Aim :: Transcribe the lines from the first one through the line containing "step-title-06: Empathy Is", inclusive.

[Labeled box records]
▶

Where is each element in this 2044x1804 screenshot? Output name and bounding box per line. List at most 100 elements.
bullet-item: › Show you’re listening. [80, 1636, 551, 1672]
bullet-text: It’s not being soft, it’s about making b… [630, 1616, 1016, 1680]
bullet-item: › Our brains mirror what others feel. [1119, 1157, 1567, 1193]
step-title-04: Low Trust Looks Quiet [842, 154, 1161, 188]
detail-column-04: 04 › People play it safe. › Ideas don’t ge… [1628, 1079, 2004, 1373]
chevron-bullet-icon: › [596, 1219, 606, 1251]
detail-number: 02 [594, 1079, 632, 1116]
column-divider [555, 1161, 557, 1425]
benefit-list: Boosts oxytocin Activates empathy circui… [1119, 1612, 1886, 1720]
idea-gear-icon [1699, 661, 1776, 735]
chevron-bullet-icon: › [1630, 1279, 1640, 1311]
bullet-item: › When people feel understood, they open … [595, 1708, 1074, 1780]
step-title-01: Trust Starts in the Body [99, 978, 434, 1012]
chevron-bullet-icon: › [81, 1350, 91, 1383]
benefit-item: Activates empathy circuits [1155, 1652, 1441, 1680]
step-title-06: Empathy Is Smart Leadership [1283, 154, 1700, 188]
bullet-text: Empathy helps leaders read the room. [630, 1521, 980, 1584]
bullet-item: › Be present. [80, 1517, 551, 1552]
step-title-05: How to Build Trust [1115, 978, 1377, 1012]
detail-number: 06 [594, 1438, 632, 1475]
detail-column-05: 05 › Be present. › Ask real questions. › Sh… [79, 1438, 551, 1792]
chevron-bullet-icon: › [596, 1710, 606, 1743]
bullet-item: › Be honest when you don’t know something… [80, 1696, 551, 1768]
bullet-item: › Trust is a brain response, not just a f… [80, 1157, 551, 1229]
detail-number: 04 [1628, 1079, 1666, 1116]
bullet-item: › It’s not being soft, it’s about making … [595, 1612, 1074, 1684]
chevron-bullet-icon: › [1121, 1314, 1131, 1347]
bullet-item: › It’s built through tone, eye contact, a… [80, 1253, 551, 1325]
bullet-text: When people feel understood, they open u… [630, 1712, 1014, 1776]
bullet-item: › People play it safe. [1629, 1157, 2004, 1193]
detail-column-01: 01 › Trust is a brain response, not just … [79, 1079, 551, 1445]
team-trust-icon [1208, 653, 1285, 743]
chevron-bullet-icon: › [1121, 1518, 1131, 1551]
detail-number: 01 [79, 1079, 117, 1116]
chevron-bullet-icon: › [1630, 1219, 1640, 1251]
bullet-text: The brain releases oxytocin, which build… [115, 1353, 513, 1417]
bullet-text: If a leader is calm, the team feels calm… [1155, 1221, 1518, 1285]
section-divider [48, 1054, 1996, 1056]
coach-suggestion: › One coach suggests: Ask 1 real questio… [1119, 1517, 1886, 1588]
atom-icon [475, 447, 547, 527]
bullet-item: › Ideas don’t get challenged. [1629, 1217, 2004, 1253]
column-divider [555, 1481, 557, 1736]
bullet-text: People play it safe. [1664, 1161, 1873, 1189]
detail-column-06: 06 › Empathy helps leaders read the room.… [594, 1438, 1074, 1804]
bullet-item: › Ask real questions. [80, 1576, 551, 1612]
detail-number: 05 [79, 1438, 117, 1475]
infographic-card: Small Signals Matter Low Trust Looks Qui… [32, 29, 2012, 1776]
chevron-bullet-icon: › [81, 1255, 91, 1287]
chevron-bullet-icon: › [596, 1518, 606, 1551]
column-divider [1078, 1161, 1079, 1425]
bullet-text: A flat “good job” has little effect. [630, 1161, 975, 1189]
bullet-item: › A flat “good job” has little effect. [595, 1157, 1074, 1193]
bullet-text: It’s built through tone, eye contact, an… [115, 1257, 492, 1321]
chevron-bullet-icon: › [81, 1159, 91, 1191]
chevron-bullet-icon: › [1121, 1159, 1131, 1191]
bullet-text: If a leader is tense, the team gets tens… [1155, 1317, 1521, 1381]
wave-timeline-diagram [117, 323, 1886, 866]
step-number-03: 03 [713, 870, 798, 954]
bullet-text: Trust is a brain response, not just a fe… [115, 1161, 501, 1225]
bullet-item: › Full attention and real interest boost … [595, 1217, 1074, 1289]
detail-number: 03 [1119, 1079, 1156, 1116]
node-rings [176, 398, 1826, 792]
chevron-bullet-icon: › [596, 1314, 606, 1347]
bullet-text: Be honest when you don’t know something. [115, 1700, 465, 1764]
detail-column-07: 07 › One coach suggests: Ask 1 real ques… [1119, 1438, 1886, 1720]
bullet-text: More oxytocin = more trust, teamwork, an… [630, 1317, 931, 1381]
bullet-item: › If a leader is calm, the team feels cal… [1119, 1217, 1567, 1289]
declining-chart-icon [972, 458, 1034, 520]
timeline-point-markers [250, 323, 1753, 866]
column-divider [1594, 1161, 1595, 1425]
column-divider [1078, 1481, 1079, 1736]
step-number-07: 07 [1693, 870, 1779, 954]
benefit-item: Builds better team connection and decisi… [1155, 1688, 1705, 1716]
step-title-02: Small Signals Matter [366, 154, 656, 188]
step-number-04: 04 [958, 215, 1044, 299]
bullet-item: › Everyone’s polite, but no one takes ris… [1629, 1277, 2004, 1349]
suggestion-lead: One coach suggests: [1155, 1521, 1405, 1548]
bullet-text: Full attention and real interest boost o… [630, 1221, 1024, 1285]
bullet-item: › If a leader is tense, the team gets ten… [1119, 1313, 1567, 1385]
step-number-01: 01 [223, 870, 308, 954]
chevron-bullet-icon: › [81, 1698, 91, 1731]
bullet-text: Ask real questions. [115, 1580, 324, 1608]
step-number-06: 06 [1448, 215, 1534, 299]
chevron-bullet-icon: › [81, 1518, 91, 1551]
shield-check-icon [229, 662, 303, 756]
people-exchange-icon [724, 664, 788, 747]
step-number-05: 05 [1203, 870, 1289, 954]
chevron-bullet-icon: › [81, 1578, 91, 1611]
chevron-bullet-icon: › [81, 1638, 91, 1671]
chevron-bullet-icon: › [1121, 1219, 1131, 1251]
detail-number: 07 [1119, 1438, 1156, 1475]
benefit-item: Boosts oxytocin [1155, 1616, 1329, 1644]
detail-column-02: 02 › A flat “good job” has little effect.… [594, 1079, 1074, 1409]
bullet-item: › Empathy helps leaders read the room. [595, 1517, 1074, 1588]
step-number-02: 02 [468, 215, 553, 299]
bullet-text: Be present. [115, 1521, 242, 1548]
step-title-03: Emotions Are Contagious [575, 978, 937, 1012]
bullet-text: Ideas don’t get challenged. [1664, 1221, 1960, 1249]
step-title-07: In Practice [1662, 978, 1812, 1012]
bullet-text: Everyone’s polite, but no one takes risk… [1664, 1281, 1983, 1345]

◀

Solution below ::
Where is each element in this 2044x1804 screenshot? Output name and bounding box per line. List at most 100 elements.
bullet-item: › Show you’re listening. [80, 1636, 551, 1672]
bullet-text: It’s not being soft, it’s about making b… [630, 1616, 1016, 1680]
bullet-item: › Our brains mirror what others feel. [1119, 1157, 1567, 1193]
step-title-04: Low Trust Looks Quiet [842, 154, 1161, 188]
detail-column-04: 04 › People play it safe. › Ideas don’t ge… [1628, 1079, 2004, 1373]
chevron-bullet-icon: › [596, 1219, 606, 1251]
detail-number: 02 [594, 1079, 632, 1116]
column-divider [555, 1161, 557, 1425]
benefit-list: Boosts oxytocin Activates empathy circui… [1119, 1612, 1886, 1720]
idea-gear-icon [1699, 661, 1776, 735]
chevron-bullet-icon: › [1630, 1279, 1640, 1311]
bullet-item: › When people feel understood, they open … [595, 1708, 1074, 1780]
step-title-01: Trust Starts in the Body [99, 978, 434, 1012]
chevron-bullet-icon: › [81, 1350, 91, 1383]
benefit-item: Activates empathy circuits [1155, 1652, 1441, 1680]
step-title-06: Empathy Is Smart Leadership [1283, 154, 1700, 188]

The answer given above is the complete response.